*Directive*. Each entry below is to be duplicated verbatim.

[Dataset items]
================================
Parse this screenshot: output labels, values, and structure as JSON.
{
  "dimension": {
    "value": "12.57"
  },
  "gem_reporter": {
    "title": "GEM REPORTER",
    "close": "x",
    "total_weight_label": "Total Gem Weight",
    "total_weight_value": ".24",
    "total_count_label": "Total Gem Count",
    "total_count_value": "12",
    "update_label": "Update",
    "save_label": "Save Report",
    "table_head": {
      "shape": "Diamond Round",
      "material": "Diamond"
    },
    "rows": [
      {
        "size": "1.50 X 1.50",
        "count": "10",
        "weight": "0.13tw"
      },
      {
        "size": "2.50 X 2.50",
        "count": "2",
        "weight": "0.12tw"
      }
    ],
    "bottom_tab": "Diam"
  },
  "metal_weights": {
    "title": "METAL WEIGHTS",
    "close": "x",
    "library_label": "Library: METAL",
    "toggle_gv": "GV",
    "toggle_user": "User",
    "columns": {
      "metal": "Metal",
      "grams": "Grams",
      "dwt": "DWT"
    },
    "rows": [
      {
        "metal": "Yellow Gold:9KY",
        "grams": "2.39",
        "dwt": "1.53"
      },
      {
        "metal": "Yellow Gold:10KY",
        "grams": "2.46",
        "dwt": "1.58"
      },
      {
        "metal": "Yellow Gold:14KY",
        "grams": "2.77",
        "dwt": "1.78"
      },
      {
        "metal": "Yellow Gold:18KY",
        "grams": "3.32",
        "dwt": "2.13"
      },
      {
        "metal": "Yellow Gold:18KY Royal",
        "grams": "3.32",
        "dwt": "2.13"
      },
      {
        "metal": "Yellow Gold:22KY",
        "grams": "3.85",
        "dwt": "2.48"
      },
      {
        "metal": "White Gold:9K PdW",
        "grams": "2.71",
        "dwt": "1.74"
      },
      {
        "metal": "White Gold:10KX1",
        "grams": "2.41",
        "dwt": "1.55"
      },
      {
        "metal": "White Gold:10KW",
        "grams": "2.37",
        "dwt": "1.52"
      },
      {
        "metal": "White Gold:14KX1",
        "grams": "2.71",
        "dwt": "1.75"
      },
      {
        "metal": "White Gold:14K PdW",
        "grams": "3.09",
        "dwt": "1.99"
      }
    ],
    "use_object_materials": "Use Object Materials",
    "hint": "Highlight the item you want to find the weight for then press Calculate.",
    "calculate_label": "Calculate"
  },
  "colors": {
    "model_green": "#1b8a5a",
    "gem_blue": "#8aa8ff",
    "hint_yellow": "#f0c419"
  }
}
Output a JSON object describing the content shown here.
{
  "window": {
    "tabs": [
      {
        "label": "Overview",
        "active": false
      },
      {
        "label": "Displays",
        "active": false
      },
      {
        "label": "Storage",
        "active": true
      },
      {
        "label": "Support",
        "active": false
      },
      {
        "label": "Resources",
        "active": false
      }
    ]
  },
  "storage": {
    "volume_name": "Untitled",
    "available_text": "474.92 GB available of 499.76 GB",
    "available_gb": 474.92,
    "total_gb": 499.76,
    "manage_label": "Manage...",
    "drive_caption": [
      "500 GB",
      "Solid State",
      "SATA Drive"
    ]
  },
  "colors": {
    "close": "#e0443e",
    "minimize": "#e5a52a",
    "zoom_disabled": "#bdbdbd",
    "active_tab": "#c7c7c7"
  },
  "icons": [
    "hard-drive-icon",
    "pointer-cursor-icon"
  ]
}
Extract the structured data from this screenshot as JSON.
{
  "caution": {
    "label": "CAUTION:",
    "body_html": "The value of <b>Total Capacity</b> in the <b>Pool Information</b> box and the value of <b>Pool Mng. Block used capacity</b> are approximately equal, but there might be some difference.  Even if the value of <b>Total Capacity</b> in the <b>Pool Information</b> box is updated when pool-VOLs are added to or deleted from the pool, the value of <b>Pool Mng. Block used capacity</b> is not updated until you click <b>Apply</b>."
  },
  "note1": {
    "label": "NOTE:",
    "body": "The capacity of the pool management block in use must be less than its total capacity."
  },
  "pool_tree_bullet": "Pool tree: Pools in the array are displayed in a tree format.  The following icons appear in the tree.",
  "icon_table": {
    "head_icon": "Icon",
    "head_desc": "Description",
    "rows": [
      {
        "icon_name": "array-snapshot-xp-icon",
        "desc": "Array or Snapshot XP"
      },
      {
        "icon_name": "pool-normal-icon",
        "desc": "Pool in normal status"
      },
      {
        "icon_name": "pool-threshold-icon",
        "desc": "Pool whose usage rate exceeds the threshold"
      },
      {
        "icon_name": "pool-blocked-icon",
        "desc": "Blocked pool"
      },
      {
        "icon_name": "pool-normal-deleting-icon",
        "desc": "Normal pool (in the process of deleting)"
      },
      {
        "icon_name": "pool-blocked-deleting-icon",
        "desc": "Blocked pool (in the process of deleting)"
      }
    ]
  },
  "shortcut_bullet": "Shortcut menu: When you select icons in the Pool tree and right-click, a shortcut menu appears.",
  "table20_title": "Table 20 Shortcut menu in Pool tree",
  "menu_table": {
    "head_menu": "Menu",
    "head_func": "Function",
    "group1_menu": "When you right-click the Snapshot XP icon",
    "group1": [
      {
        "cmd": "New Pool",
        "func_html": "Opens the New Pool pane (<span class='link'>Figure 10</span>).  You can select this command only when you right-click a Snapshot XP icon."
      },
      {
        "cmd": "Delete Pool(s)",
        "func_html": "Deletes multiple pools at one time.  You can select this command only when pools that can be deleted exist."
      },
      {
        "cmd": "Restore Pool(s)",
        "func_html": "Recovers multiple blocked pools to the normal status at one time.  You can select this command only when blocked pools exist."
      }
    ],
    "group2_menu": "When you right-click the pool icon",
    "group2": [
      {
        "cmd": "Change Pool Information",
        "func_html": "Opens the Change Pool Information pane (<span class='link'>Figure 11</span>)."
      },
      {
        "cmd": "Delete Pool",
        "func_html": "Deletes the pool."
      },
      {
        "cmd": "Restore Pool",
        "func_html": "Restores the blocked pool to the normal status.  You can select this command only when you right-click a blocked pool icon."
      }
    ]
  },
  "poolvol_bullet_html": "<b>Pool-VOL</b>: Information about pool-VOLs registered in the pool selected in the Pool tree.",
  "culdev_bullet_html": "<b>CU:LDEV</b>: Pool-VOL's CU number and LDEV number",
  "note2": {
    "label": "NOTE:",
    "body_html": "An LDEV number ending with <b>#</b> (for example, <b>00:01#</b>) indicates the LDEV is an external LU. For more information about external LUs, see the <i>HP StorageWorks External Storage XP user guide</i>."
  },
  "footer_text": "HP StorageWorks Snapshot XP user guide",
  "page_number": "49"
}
================================
*Exercise solution*.
Parse this screenshot: output labels, values, and structure as JSON.
{
  "dimension": {
    "value": "12.57"
  },
  "gem_reporter": {
    "title": "GEM REPORTER",
    "close": "x",
    "total_weight_label": "Total Gem Weight",
    "total_weight_value": ".24",
    "total_count_label": "Total Gem Count",
    "total_count_value": "12",
    "update_label": "Update",
    "save_label": "Save Report",
    "table_head": {
      "shape": "Diamond Round",
      "material": "Diamond"
    },
    "rows": [
      {
        "size": "1.50 X 1.50",
        "count": "10",
        "weight": "0.13tw"
      },
      {
        "size": "2.50 X 2.50",
        "count": "2",
        "weight": "0.12tw"
      }
    ],
    "bottom_tab": "Diam"
  },
  "metal_weights": {
    "title": "METAL WEIGHTS",
    "close": "x",
    "library_label": "Library: METAL",
    "toggle_gv": "GV",
    "toggle_user": "User",
    "columns": {
      "metal": "Metal",
      "grams": "Grams",
      "dwt": "DWT"
    },
    "rows": [
      {
        "metal": "Yellow Gold:9KY",
        "grams": "2.39",
        "dwt": "1.53"
      },
      {
        "metal": "Yellow Gold:10KY",
        "grams": "2.46",
        "dwt": "1.58"
      },
      {
        "metal": "Yellow Gold:14KY",
        "grams": "2.77",
        "dwt": "1.78"
      },
      {
        "metal": "Yellow Gold:18KY",
        "grams": "3.32",
        "dwt": "2.13"
      },
      {
        "metal": "Yellow Gold:18KY Royal",
        "grams": "3.32",
        "dwt": "2.13"
      },
      {
        "metal": "Yellow Gold:22KY",
        "grams": "3.85",
        "dwt": "2.48"
      },
      {
        "metal": "White Gold:9K PdW",
        "grams": "2.71",
        "dwt": "1.74"
      },
      {
        "metal": "White Gold:10KX1",
        "grams": "2.41",
        "dwt": "1.55"
      },
      {
        "metal": "White Gold:10KW",
        "grams": "2.37",
        "dwt": "1.52"
      },
      {
        "metal": "White Gold:14KX1",
        "grams": "2.71",
        "dwt": "1.75"
      },
      {
        "metal": "White Gold:14K PdW",
        "grams": "3.09",
        "dwt": "1.99"
      }
    ],
    "use_object_materials": "Use Object Materials",
    "hint": "Highlight the item you want to find the weight for then press Calculate.",
    "calculate_label": "Calculate"
  },
  "colors": {
    "model_green": "#1b8a5a",
    "gem_blue": "#8aa8ff",
    "hint_yellow": "#f0c419"
  }
}
Output a JSON object describing the content shown here.
{
  "window": {
    "tabs": [
      {
        "label": "Overview",
        "active": false
      },
      {
        "label": "Displays",
        "active": false
      },
      {
        "label": "Storage",
        "active": true
      },
      {
        "label": "Support",
        "active": false
      },
      {
        "label": "Resources",
        "active": false
      }
    ]
  },
  "storage": {
    "volume_name": "Untitled",
    "available_text": "474.92 GB available of 499.76 GB",
    "available_gb": 474.92,
    "total_gb": 499.76,
    "manage_label": "Manage...",
    "drive_caption": [
      "500 GB",
      "Solid State",
      "SATA Drive"
    ]
  },
  "colors": {
    "close": "#e0443e",
    "minimize": "#e5a52a",
    "zoom_disabled": "#bdbdbd",
    "active_tab": "#c7c7c7"
  },
  "icons": [
    "hard-drive-icon",
    "pointer-cursor-icon"
  ]
}
Extract the structured data from this screenshot as JSON.
{
  "caution": {
    "label": "CAUTION:",
    "body_html": "The value of <b>Total Capacity</b> in the <b>Pool Information</b> box and the value of <b>Pool Mng. Block used capacity</b> are approximately equal, but there might be some difference.  Even if the value of <b>Total Capacity</b> in the <b>Pool Information</b> box is updated when pool-VOLs are added to or deleted from the pool, the value of <b>Pool Mng. Block used capacity</b> is not updated until you click <b>Apply</b>."
  },
  "note1": {
    "label": "NOTE:",
    "body": "The capacity of the pool management block in use must be less than its total capacity."
  },
  "pool_tree_bullet": "Pool tree: Pools in the array are displayed in a tree format.  The following icons appear in the tree.",
  "icon_table": {
    "head_icon": "Icon",
    "head_desc": "Description",
    "rows": [
      {
        "icon_name": "array-snapshot-xp-icon",
        "desc": "Array or Snapshot XP"
      },
      {
        "icon_name": "pool-normal-icon",
        "desc": "Pool in normal status"
      },
      {
        "icon_name": "pool-threshold-icon",
        "desc": "Pool whose usage rate exceeds the threshold"
      },
      {
        "icon_name": "pool-blocked-icon",
        "desc": "Blocked pool"
      },
      {
        "icon_name": "pool-normal-deleting-icon",
        "desc": "Normal pool (in the process of deleting)"
      },
      {
        "icon_name": "pool-blocked-deleting-icon",
        "desc": "Blocked pool (in the process of deleting)"
      }
    ]
  },
  "shortcut_bullet": "Shortcut menu: When you select icons in the Pool tree and right-click, a shortcut menu appears.",
  "table20_title": "Table 20 Shortcut menu in Pool tree",
  "menu_table": {
    "head_menu": "Menu",
    "head_func": "Function",
    "group1_menu": "When you right-click the Snapshot XP icon",
    "group1": [
      {
        "cmd": "New Pool",
        "func_html": "Opens the New Pool pane (<span class='link'>Figure 10</span>).  You can select this command only when you right-click a Snapshot XP icon."
      },
      {
        "cmd": "Delete Pool(s)",
        "func_html": "Deletes multiple pools at one time.  You can select this command only when pools that can be deleted exist."
      },
      {
        "cmd": "Restore Pool(s)",
        "func_html": "Recovers multiple blocked pools to the normal status at one time.  You can select this command only when blocked pools exist."
      }
    ],
    "group2_menu": "When you right-click the pool icon",
    "group2": [
      {
        "cmd": "Change Pool Information",
        "func_html": "Opens the Change Pool Information pane (<span class='link'>Figure 11</span>)."
      },
      {
        "cmd": "Delete Pool",
        "func_html": "Deletes the pool."
      },
      {
        "cmd": "Restore Pool",
        "func_html": "Restores the blocked pool to the normal status.  You can select this command only when you right-click a blocked pool icon."
      }
    ]
  },
  "poolvol_bullet_html": "<b>Pool-VOL</b>: Information about pool-VOLs registered in the pool selected in the Pool tree.",
  "culdev_bullet_html": "<b>CU:LDEV</b>: Pool-VOL's CU number and LDEV number",
  "note2": {
    "label": "NOTE:",
    "body_html": "An LDEV number ending with <b>#</b> (for example, <b>00:01#</b>) indicates the LDEV is an external LU. For more information about external LUs, see the <i>HP StorageWorks External Storage XP user guide</i>."
  },
  "footer_text": "HP StorageWorks Snapshot XP user guide",
  "page_number": "49"
}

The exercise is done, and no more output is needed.